(Data listing)
####################

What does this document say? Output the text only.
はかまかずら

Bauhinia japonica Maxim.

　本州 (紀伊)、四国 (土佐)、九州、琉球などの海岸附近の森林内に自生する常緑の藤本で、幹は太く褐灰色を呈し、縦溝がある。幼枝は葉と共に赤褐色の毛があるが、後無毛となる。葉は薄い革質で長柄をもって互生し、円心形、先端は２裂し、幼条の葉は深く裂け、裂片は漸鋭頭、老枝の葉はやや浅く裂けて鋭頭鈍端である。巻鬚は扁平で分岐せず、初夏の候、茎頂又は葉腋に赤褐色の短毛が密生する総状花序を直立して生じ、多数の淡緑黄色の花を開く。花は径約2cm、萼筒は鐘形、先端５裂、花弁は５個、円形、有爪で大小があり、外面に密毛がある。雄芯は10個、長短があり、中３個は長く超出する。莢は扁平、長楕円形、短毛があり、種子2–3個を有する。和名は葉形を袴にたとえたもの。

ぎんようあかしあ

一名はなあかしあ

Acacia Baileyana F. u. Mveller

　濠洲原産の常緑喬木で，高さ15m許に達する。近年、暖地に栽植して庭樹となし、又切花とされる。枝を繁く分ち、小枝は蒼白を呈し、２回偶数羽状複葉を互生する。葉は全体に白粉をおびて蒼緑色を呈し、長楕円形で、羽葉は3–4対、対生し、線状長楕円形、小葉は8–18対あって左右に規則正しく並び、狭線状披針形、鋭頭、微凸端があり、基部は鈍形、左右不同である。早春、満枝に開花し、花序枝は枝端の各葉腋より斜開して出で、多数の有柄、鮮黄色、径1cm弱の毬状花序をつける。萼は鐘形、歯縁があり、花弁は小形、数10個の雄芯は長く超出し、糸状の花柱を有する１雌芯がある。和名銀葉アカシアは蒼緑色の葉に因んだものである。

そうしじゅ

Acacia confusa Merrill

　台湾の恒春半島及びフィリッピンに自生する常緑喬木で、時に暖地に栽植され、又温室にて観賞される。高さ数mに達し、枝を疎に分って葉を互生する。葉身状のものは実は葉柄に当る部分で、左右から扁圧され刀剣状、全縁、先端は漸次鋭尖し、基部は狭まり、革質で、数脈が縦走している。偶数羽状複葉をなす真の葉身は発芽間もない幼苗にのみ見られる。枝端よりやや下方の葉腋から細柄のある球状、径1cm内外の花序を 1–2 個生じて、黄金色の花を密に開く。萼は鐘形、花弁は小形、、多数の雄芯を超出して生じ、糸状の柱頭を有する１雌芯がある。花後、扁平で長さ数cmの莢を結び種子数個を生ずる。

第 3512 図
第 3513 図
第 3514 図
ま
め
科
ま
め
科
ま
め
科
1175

####################

**Task brief**
Every entry must be retyped in full, exactly as given.

**Final result**
What does this document say? Output the text only.
はかまかずら

Bauhinia japonica Maxim.

　本州 (紀伊)、四国 (土佐)、九州、琉球などの海岸附近の森林内に自生する常緑の藤本で、幹は太く褐灰色を呈し、縦溝がある。幼枝は葉と共に赤褐色の毛があるが、後無毛となる。葉は薄い革質で長柄をもって互生し、円心形、先端は２裂し、幼条の葉は深く裂け、裂片は漸鋭頭、老枝の葉はやや浅く裂けて鋭頭鈍端である。巻鬚は扁平で分岐せず、初夏の候、茎頂又は葉腋に赤褐色の短毛が密生する総状花序を直立して生じ、多数の淡緑黄色の花を開く。花は径約2cm、萼筒は鐘形、先端５裂、花弁は５個、円形、有爪で大小があり、外面に密毛がある。雄芯は10個、長短があり、中３個は長く超出する。莢は扁平、長楕円形、短毛があり、種子2–3個を有する。和名は葉形を袴にたとえたもの。

ぎんようあかしあ

一名はなあかしあ

Acacia Baileyana F. u. Mveller

　濠洲原産の常緑喬木で，高さ15m許に達する。近年、暖地に栽植して庭樹となし、又切花とされる。枝を繁く分ち、小枝は蒼白を呈し、２回偶数羽状複葉を互生する。葉は全体に白粉をおびて蒼緑色を呈し、長楕円形で、羽葉は3–4対、対生し、線状長楕円形、小葉は8–18対あって左右に規則正しく並び、狭線状披針形、鋭頭、微凸端があり、基部は鈍形、左右不同である。早春、満枝に開花し、花序枝は枝端の各葉腋より斜開して出で、多数の有柄、鮮黄色、径1cm弱の毬状花序をつける。萼は鐘形、歯縁があり、花弁は小形、数10個の雄芯は長く超出し、糸状の花柱を有する１雌芯がある。和名銀葉アカシアは蒼緑色の葉に因んだものである。

そうしじゅ

Acacia confusa Merrill

　台湾の恒春半島及びフィリッピンに自生する常緑喬木で、時に暖地に栽植され、又温室にて観賞される。高さ数mに達し、枝を疎に分って葉を互生する。葉身状のものは実は葉柄に当る部分で、左右から扁圧され刀剣状、全縁、先端は漸次鋭尖し、基部は狭まり、革質で、数脈が縦走している。偶数羽状複葉をなす真の葉身は発芽間もない幼苗にのみ見られる。枝端よりやや下方の葉腋から細柄のある球状、径1cm内外の花序を 1–2 個生じて、黄金色の花を密に開く。萼は鐘形、花弁は小形、、多数の雄芯を超出して生じ、糸状の柱頭を有する１雌芯がある。花後、扁平で長さ数cmの莢を結び種子数個を生ずる。

第 3512 図
第 3513 図
第 3514 図
ま
め
科
ま
め
科
ま
め
科
1175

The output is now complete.